- Material for this exercise:
○ ○ ○

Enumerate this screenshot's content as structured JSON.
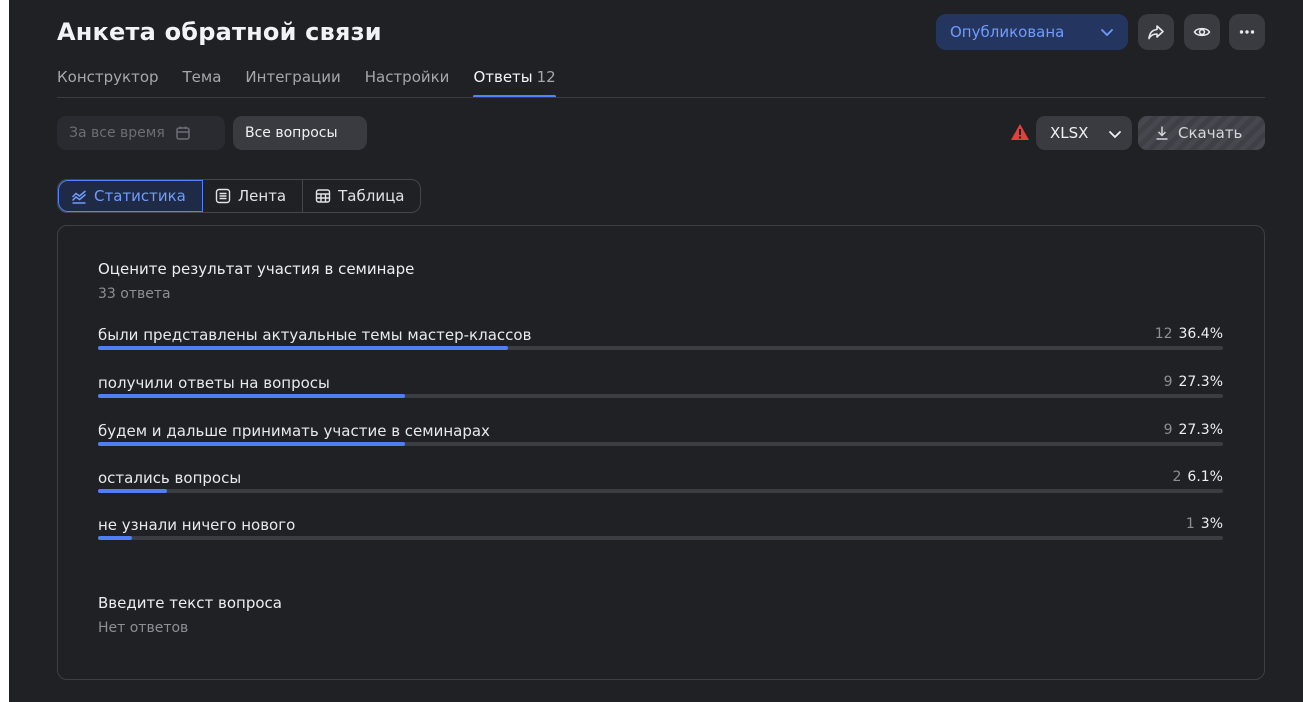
{
  "form": {
    "title": "Анкета обратной связи",
    "status": "Опубликована"
  },
  "icons": {
    "status_chevron": "chevron-down-icon",
    "share": "share-icon",
    "preview": "eye-icon",
    "more": "more-icon",
    "calendar": "calendar-icon",
    "warning": "warning-icon",
    "download": "download-icon",
    "statistics": "chart-icon",
    "feed": "list-icon",
    "table": "table-icon"
  },
  "tabs": [
    {
      "label": "Конструктор"
    },
    {
      "label": "Тема"
    },
    {
      "label": "Интеграции"
    },
    {
      "label": "Настройки"
    },
    {
      "label": "Ответы",
      "count": "12"
    }
  ],
  "filters": {
    "period": "За все время",
    "questions": "Все вопросы"
  },
  "export": {
    "format": "XLSX",
    "download_label": "Скачать"
  },
  "views": [
    {
      "label": "Статистика"
    },
    {
      "label": "Лента"
    },
    {
      "label": "Таблица"
    }
  ],
  "questions": [
    {
      "title": "Оцените результат участия в семинаре",
      "answers_count": "33 ответа",
      "options": [
        {
          "label": "были представлены актуальные темы мастер-классов",
          "count": "12",
          "percent": "36.4%",
          "value": 0.364
        },
        {
          "label": "получили ответы на вопросы",
          "count": "9",
          "percent": "27.3%",
          "value": 0.273
        },
        {
          "label": "будем и дальше принимать участие в семинарах",
          "count": "9",
          "percent": "27.3%",
          "value": 0.273
        },
        {
          "label": "остались вопросы",
          "count": "2",
          "percent": "6.1%",
          "value": 0.061
        },
        {
          "label": "не узнали ничего нового",
          "count": "1",
          "percent": "3%",
          "value": 0.03
        }
      ]
    },
    {
      "title": "Введите текст вопроса",
      "answers_count": "Нет ответов"
    }
  ],
  "colors": {
    "accent": "#5282ff",
    "bar": "#4f7ff2",
    "background": "#202125",
    "warning": "#e0423b"
  }
}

○ ○ ○

- What to do:
A faithful copy of the records above is needed, with the pictures left out.

- Result of the task:
Enumerate this screenshot's content as structured JSON.
{
  "form": {
    "title": "Анкета обратной связи",
    "status": "Опубликована"
  },
  "icons": {
    "status_chevron": "chevron-down-icon",
    "share": "share-icon",
    "preview": "eye-icon",
    "more": "more-icon",
    "calendar": "calendar-icon",
    "warning": "warning-icon",
    "download": "download-icon",
    "statistics": "chart-icon",
    "feed": "list-icon",
    "table": "table-icon"
  },
  "tabs": [
    {
      "label": "Конструктор"
    },
    {
      "label": "Тема"
    },
    {
      "label": "Интеграции"
    },
    {
      "label": "Настройки"
    },
    {
      "label": "Ответы",
      "count": "12"
    }
  ],
  "filters": {
    "period": "За все время",
    "questions": "Все вопросы"
  },
  "export": {
    "format": "XLSX",
    "download_label": "Скачать"
  },
  "views": [
    {
      "label": "Статистика"
    },
    {
      "label": "Лента"
    },
    {
      "label": "Таблица"
    }
  ],
  "questions": [
    {
      "title": "Оцените результат участия в семинаре",
      "answers_count": "33 ответа",
      "options": [
        {
          "label": "были представлены актуальные темы мастер-классов",
          "count": "12",
          "percent": "36.4%",
          "value": 0.364
        },
        {
          "label": "получили ответы на вопросы",
          "count": "9",
          "percent": "27.3%",
          "value": 0.273
        },
        {
          "label": "будем и дальше принимать участие в семинарах",
          "count": "9",
          "percent": "27.3%",
          "value": 0.273
        },
        {
          "label": "остались вопросы",
          "count": "2",
          "percent": "6.1%",
          "value": 0.061
        },
        {
          "label": "не узнали ничего нового",
          "count": "1",
          "percent": "3%",
          "value": 0.03
        }
      ]
    },
    {
      "title": "Введите текст вопроса",
      "answers_count": "Нет ответов"
    }
  ],
  "colors": {
    "accent": "#5282ff",
    "bar": "#4f7ff2",
    "background": "#202125",
    "warning": "#e0423b"
  }
}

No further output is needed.